> GOAL: Leaving out the pictures, please retype each record exactly.

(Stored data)
■ ■ ■ ■ ■

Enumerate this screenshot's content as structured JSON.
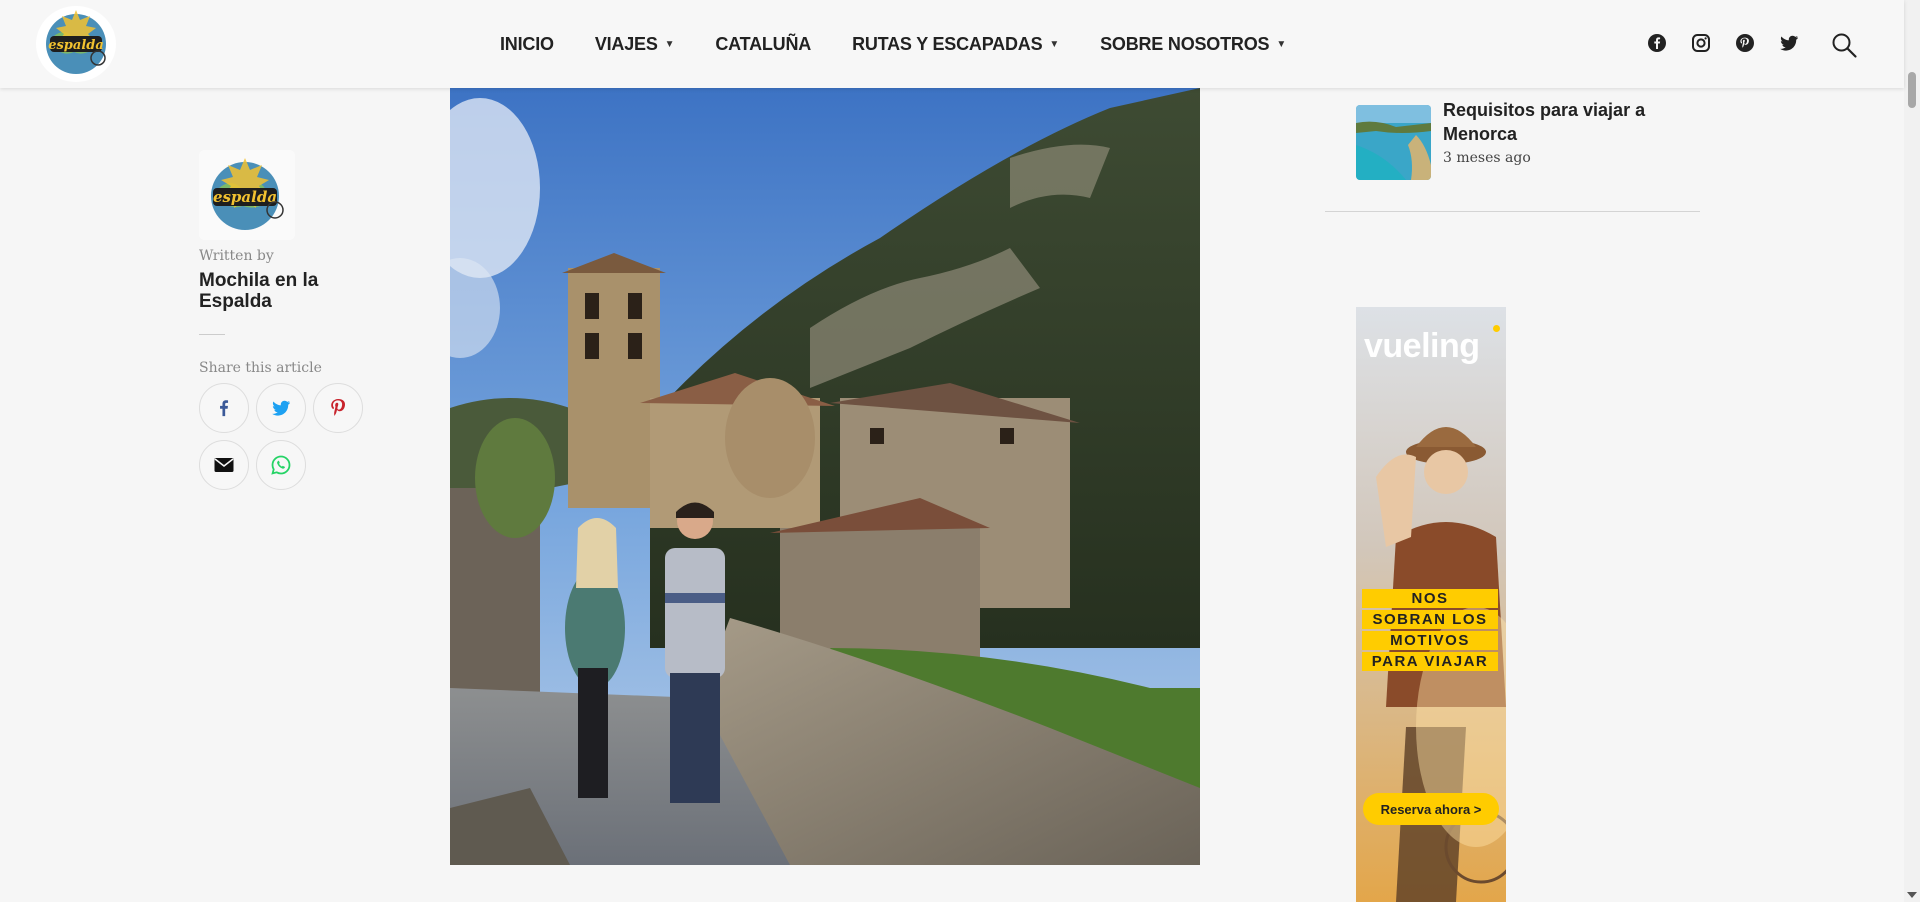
{
  "header": {
    "nav": [
      {
        "label": "INICIO",
        "dropdown": false
      },
      {
        "label": "VIAJES",
        "dropdown": true
      },
      {
        "label": "CATALUÑA",
        "dropdown": false
      },
      {
        "label": "RUTAS Y ESCAPADAS",
        "dropdown": true
      },
      {
        "label": "SOBRE NOSOTROS",
        "dropdown": true
      }
    ],
    "social_icons": [
      "facebook-icon",
      "instagram-icon",
      "pinterest-icon",
      "twitter-icon"
    ],
    "search_icon": "search-icon"
  },
  "author": {
    "written_by": "Written by",
    "name": "Mochila en la Espalda",
    "share_label": "Share this article",
    "share_buttons": [
      "facebook-icon",
      "twitter-icon",
      "pinterest-icon",
      "email-icon",
      "whatsapp-icon"
    ]
  },
  "sidebar": {
    "recent_post": {
      "title": "Requisitos para viajar a Menorca",
      "meta": "3 meses ago"
    },
    "ad": {
      "brand": "vueling",
      "slogan": [
        "NOS",
        "SOBRAN LOS",
        "MOTIVOS",
        "PARA VIAJAR"
      ],
      "cta": "Reserva ahora  >"
    }
  },
  "colors": {
    "accent_yellow": "#ffcc00",
    "facebook": "#3b5998",
    "twitter": "#1da1f2",
    "pinterest": "#c8232c",
    "whatsapp": "#25d366"
  }
}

■ ■ ■ ■ ■

> RESPONSE:
Enumerate this screenshot's content as structured JSON.
{
  "header": {
    "nav": [
      {
        "label": "INICIO",
        "dropdown": false
      },
      {
        "label": "VIAJES",
        "dropdown": true
      },
      {
        "label": "CATALUÑA",
        "dropdown": false
      },
      {
        "label": "RUTAS Y ESCAPADAS",
        "dropdown": true
      },
      {
        "label": "SOBRE NOSOTROS",
        "dropdown": true
      }
    ],
    "social_icons": [
      "facebook-icon",
      "instagram-icon",
      "pinterest-icon",
      "twitter-icon"
    ],
    "search_icon": "search-icon"
  },
  "author": {
    "written_by": "Written by",
    "name": "Mochila en la Espalda",
    "share_label": "Share this article",
    "share_buttons": [
      "facebook-icon",
      "twitter-icon",
      "pinterest-icon",
      "email-icon",
      "whatsapp-icon"
    ]
  },
  "sidebar": {
    "recent_post": {
      "title": "Requisitos para viajar a Menorca",
      "meta": "3 meses ago"
    },
    "ad": {
      "brand": "vueling",
      "slogan": [
        "NOS",
        "SOBRAN LOS",
        "MOTIVOS",
        "PARA VIAJAR"
      ],
      "cta": "Reserva ahora  >"
    }
  },
  "colors": {
    "accent_yellow": "#ffcc00",
    "facebook": "#3b5998",
    "twitter": "#1da1f2",
    "pinterest": "#c8232c",
    "whatsapp": "#25d366"
  }
}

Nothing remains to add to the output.